(Saved data entries)
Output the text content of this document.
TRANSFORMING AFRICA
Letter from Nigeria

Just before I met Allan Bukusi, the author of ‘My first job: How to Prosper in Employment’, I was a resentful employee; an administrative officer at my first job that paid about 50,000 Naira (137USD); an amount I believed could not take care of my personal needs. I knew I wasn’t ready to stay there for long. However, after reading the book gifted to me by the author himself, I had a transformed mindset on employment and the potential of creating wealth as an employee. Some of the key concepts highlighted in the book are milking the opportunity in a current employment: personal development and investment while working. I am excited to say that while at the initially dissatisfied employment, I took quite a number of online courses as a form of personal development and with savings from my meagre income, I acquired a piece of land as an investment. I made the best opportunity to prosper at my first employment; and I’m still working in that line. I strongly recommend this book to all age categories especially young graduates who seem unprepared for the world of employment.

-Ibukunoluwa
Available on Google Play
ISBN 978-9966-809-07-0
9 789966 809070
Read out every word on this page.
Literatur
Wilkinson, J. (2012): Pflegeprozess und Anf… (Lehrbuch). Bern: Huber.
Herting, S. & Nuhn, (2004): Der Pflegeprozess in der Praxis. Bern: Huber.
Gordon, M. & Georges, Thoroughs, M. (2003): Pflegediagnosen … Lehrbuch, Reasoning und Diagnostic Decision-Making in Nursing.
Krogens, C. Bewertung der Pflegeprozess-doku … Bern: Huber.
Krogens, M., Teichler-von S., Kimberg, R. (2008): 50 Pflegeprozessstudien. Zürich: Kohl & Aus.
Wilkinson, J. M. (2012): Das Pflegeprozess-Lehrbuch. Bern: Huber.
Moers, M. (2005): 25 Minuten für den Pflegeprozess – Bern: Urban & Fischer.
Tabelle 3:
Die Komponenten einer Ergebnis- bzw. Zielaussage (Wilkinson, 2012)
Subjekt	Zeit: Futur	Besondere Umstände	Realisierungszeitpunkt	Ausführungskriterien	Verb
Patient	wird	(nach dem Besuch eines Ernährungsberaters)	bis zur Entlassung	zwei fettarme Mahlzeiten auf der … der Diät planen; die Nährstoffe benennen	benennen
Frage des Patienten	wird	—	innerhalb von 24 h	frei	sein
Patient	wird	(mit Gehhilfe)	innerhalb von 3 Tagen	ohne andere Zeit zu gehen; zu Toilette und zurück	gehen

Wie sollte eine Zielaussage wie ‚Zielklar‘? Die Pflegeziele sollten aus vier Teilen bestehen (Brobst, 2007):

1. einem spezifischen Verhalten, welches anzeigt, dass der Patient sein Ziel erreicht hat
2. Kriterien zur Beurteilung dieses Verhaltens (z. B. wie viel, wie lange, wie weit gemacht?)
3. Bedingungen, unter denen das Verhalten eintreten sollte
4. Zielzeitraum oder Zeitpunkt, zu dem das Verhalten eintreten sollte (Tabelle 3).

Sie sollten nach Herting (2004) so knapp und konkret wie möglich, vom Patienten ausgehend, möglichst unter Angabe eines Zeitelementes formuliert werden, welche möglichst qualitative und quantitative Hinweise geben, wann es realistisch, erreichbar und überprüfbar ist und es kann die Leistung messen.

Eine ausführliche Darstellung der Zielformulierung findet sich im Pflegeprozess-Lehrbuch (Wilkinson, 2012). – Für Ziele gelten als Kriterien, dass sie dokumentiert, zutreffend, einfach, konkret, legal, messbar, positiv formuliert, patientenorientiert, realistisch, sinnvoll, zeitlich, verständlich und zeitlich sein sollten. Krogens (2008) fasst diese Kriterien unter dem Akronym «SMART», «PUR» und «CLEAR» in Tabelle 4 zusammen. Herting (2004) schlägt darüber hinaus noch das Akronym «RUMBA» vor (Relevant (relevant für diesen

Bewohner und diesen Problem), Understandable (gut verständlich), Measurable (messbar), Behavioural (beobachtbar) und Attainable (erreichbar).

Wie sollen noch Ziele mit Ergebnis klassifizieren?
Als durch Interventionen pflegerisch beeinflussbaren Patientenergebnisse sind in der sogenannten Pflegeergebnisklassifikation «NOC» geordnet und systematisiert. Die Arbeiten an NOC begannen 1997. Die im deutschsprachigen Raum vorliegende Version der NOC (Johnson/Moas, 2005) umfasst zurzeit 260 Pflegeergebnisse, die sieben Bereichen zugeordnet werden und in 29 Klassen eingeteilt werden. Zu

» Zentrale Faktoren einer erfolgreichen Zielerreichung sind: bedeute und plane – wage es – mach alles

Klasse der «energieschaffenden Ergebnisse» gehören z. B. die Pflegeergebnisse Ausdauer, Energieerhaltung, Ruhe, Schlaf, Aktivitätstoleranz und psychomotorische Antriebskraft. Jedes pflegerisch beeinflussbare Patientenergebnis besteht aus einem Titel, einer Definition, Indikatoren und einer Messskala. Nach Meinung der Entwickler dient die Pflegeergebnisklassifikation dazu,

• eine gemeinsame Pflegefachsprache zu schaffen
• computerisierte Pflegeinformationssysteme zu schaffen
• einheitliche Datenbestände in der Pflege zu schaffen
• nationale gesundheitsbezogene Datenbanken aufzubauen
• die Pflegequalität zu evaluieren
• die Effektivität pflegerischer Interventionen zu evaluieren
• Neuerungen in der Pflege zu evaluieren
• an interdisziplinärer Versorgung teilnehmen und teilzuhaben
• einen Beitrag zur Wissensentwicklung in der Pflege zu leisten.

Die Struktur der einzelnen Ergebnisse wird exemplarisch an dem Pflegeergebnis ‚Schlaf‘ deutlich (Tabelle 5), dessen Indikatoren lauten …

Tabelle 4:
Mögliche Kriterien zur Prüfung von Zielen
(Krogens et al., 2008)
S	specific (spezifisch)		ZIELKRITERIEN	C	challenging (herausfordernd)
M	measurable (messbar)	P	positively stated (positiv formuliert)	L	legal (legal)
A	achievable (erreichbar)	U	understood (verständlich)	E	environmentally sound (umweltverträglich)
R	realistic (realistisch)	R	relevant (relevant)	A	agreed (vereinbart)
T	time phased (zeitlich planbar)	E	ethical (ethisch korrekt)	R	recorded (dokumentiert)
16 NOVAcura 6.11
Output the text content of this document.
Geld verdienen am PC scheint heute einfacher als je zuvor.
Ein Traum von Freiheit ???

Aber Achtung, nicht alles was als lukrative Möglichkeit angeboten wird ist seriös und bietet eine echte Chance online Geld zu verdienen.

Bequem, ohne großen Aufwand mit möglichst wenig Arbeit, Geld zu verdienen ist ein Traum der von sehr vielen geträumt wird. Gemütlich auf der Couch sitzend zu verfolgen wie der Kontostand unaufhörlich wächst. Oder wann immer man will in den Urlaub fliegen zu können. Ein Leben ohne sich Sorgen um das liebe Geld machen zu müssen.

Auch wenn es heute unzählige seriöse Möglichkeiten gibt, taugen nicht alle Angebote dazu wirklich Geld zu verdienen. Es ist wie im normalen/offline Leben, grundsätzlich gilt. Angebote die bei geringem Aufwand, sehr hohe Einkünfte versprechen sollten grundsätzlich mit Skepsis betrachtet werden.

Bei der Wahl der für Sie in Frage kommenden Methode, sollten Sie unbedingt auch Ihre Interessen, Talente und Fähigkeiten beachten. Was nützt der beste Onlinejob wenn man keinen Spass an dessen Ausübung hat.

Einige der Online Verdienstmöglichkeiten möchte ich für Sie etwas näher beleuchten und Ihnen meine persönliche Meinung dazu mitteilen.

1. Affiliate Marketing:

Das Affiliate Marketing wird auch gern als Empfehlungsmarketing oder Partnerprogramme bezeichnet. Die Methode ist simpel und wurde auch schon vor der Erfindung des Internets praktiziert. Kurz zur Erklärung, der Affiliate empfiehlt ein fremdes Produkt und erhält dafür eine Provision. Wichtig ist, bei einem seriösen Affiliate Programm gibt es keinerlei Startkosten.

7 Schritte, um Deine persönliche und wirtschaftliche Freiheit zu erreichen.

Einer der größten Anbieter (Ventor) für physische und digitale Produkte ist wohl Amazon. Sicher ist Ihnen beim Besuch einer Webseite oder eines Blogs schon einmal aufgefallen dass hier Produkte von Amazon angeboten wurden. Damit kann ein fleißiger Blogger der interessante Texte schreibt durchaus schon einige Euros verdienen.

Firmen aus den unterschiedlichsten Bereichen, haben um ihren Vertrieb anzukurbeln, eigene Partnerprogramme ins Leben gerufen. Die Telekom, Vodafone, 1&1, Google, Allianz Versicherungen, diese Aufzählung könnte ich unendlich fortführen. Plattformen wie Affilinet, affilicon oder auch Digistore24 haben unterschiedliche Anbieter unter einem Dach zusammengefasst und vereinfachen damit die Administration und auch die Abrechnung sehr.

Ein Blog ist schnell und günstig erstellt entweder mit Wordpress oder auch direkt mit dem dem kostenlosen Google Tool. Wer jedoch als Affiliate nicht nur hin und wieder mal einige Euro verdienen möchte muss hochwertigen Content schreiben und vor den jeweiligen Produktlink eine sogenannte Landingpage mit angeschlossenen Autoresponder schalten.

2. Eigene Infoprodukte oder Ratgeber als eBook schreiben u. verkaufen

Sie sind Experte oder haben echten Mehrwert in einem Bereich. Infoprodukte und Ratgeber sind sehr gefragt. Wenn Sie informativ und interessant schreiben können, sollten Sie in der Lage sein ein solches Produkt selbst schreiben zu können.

• **TASK GOAL**:
Filter the entries down to the lines containing "Huber". Copy each of those lines.

• **RESPONSE TO THE EXERCISE**:
Wilkinson, J. (2012): Pflegeprozess und Anf… (Lehrbuch). Bern: Huber.
Herting, S. & Nuhn, (2004): Der Pflegeprozess in der Praxis. Bern: Huber.
Krogens, C. Bewertung der Pflegeprozess-doku … Bern: Huber.
Wilkinson, J. M. (2012): Das Pflegeprozess-Lehrbuch. Bern: Huber.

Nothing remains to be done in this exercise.